■ **DOCUMENT SEGMENT**:
We’ve also just passed the season for that well-known Canadian tax deduction: the registered retirement savings plan (RRSP). In the first two months of the year, many Canadians rush to their financial advisors or banks to put money into their RRSPs to get a tax deduction for the previous tax year.

There’s no doubt: Contributing to an RRSP is a great way to lower your tax bill. But the tax code is large, and you might not be aware of all the other options you may have to pay less income tax. This year, go beyond the common tax breaks you know and consider some of the others you might be eligible for.

Children’s arts amount (Line 370)
If you pay for your children to be involved in developmental, cultural, or artistic activities, you might be eligible for a tax credit. According to Mike Oseen, Senior Tax Manager at Grant Thornton LLP, this tax credit means effectively 15% of the activity fee is treated as tax paid.

For the children’s arts amount, you can take a credit of up to $500 per child for the cost of registration or membership in the activity. This applies to your spouse’s child, or your common-law partner’s child, as well as your own.

Children’s fitness amount (Line 365)
Not only are you encouraged to boost your children’s achievements in the arts, but you are also encouraged to help your child live healthier. The children’s fitness amount is a tax credit that applies to fees paid for participation in sports or some physical activity. Once again, you can claim up to $500 per child, for your child or your partner’s child.

■ **DATASET EXTRACT**:
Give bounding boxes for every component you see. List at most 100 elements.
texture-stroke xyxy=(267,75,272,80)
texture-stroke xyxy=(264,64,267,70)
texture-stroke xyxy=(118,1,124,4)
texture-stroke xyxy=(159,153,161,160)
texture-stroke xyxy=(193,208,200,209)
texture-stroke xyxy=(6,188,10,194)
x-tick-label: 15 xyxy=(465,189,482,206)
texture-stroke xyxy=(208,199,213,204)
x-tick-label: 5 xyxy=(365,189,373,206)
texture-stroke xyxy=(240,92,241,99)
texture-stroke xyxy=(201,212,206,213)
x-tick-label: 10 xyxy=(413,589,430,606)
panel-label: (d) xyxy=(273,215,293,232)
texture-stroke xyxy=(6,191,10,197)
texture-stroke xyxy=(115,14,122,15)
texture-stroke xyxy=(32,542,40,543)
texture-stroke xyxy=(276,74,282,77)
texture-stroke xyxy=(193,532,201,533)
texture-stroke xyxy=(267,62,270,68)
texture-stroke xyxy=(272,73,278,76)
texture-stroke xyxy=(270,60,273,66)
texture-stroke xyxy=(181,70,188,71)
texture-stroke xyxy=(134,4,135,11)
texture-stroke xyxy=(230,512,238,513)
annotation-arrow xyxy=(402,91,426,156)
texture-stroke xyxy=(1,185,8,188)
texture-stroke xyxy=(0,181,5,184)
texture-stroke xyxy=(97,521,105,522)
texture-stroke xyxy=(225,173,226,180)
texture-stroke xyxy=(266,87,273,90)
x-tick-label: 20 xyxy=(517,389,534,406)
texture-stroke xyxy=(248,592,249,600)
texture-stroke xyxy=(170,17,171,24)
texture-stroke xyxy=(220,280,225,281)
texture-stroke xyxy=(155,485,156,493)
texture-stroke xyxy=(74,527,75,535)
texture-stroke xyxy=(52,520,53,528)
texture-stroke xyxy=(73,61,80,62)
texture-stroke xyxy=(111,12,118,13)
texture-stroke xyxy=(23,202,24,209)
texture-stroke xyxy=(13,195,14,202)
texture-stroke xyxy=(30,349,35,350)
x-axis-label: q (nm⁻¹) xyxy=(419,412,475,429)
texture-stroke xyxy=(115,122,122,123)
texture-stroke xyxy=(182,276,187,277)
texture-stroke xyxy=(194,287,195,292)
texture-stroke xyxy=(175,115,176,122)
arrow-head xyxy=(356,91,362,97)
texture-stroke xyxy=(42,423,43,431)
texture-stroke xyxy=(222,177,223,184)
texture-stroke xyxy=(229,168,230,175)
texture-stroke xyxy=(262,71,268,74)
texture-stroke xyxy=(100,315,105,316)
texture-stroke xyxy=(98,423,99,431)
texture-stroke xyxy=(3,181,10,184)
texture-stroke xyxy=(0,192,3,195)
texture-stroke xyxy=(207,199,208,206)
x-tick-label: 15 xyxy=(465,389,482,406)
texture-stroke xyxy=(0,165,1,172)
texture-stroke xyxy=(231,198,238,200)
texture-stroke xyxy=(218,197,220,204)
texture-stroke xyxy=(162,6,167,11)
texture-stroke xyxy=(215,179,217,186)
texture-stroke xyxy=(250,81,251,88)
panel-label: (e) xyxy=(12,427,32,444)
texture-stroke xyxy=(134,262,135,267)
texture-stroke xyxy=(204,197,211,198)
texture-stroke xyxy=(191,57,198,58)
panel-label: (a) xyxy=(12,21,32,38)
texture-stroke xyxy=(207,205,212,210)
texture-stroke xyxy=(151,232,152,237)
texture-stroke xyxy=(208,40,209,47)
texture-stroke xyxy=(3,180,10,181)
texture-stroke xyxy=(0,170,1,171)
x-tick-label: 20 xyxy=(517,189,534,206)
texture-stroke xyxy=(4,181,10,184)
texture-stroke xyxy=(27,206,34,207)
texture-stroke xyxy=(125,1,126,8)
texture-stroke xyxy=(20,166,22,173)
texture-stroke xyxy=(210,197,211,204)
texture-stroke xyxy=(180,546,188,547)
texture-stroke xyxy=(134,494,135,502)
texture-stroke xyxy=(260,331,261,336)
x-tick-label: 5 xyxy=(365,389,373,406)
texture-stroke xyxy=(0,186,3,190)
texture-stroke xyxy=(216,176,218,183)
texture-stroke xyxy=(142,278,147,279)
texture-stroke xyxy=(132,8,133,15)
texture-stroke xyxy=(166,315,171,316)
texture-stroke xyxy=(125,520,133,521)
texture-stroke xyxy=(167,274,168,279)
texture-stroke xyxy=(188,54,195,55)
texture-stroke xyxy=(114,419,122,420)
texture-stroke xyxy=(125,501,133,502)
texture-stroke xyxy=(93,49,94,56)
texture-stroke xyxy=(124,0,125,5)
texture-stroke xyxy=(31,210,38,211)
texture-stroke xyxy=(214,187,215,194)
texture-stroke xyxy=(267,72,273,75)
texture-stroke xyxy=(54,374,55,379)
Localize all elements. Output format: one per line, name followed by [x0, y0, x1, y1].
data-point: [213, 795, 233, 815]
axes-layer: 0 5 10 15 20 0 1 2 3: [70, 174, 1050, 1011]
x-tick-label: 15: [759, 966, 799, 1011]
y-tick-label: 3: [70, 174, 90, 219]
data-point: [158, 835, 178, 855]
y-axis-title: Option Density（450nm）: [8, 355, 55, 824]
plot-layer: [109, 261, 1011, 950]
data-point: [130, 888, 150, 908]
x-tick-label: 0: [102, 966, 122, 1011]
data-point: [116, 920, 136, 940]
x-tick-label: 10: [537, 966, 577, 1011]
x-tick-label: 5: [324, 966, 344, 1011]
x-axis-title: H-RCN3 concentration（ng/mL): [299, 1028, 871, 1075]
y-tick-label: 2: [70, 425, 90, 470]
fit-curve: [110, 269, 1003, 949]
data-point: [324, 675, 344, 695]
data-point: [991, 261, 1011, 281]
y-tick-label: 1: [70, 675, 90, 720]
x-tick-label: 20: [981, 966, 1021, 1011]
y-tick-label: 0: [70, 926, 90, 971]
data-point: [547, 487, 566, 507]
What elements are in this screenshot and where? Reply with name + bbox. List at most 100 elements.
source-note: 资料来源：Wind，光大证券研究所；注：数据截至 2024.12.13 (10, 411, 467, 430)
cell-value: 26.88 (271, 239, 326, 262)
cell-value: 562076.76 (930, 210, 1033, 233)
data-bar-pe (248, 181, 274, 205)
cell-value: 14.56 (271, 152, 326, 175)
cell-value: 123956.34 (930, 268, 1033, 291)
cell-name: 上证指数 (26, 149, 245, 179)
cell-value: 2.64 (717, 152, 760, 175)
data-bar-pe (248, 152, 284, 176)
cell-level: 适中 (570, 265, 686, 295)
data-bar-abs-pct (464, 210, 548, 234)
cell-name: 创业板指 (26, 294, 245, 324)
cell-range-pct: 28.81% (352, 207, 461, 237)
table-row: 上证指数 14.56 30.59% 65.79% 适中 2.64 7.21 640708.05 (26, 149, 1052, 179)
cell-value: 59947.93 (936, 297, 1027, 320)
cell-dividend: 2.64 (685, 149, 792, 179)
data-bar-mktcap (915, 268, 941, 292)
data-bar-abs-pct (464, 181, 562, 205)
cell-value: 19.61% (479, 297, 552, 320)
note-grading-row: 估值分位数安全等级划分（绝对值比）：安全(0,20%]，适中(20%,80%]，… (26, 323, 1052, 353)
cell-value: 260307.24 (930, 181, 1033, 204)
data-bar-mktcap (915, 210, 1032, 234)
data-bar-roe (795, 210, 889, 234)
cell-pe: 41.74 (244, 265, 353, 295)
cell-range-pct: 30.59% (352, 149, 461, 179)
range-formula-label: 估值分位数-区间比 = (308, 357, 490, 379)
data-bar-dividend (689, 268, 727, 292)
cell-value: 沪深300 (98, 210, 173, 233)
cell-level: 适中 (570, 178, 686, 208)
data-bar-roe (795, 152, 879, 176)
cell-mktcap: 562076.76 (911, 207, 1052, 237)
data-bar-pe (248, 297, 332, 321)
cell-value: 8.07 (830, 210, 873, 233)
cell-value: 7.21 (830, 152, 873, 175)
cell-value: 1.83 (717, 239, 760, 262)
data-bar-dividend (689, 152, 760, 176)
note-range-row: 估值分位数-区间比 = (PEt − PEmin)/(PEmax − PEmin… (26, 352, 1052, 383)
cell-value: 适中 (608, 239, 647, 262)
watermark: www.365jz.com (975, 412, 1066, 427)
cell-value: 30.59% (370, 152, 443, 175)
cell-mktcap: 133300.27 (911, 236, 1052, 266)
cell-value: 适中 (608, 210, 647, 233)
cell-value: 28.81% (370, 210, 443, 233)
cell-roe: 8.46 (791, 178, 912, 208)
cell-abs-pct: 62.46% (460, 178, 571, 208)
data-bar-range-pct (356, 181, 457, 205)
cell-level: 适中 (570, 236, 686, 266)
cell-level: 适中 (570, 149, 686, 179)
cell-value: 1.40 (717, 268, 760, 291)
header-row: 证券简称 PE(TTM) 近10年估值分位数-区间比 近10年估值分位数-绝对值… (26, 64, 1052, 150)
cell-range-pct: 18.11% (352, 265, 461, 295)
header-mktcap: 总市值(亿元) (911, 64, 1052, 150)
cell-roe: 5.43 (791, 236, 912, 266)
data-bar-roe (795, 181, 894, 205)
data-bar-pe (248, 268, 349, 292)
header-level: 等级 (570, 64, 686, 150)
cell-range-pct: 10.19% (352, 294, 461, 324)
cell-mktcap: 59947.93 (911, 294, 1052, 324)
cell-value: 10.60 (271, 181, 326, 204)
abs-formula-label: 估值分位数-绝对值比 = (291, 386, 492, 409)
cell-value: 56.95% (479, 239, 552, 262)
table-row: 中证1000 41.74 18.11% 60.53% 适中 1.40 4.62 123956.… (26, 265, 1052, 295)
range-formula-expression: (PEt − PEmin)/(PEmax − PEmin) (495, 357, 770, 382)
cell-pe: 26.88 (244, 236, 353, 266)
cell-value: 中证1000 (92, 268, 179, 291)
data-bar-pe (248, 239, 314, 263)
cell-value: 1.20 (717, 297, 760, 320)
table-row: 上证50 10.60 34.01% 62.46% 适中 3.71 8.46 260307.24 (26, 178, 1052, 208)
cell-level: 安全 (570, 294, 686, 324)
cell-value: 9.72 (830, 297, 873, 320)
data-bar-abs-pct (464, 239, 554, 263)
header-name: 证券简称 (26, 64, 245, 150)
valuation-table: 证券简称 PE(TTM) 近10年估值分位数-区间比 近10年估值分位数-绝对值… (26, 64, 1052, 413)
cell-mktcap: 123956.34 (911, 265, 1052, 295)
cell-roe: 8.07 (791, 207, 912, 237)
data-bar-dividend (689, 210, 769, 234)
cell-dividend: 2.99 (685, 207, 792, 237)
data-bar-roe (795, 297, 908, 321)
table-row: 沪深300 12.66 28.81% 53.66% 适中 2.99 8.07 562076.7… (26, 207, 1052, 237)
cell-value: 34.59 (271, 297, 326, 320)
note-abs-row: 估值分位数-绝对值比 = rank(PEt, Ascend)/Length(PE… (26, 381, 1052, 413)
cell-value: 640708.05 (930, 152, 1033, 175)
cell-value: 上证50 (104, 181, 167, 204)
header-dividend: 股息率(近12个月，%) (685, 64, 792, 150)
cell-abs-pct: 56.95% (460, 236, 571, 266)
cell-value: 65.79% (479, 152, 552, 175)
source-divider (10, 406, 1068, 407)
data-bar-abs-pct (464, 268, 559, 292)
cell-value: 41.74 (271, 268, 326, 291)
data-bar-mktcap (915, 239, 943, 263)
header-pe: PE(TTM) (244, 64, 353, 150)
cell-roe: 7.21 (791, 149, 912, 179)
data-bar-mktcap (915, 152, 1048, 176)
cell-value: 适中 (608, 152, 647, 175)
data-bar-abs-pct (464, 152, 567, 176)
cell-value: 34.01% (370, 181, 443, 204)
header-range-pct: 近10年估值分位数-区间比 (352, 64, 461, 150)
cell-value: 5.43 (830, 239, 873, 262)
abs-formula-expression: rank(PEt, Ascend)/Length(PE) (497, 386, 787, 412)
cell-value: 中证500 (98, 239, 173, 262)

■ **TASK OBJECTIVE**: Write out the full text on Canadian tax credits beyond the RRSP word for word. The rows are drawn from a separate source.

■ **WRITTEN RESPONSE**:
We’ve also just passed the season for that well-known Canadian tax deduction: the registered retirement savings plan (RRSP). In the first two months of the year, many Canadians rush to their financial advisors or banks to put money into their RRSPs to get a tax deduction for the previous tax year.

There’s no doubt: Contributing to an RRSP is a great way to lower your tax bill. But the tax code is large, and you might not be aware of all the other options you may have to pay less income tax. This year, go beyond the common tax breaks you know and consider some of the others you might be eligible for.

Children’s arts amount (Line 370)
If you pay for your children to be involved in developmental, cultural, or artistic activities, you might be eligible for a tax credit. According to Mike Oseen, Senior Tax Manager at Grant Thornton LLP, this tax credit means effectively 15% of the activity fee is treated as tax paid.

For the children’s arts amount, you can take a credit of up to $500 per child for the cost of registration or membership in the activity. This applies to your spouse’s child, or your common-law partner’s child, as well as your own.

Children’s fitness amount (Line 365)
Not only are you encouraged to boost your children’s achievements in the arts, but you are also encouraged to help your child live healthier. The children’s fitness amount is a tax credit that applies to fees paid for participation in sports or some physical activity. Once again, you can claim up to $500 per child, for your child or your partner’s child.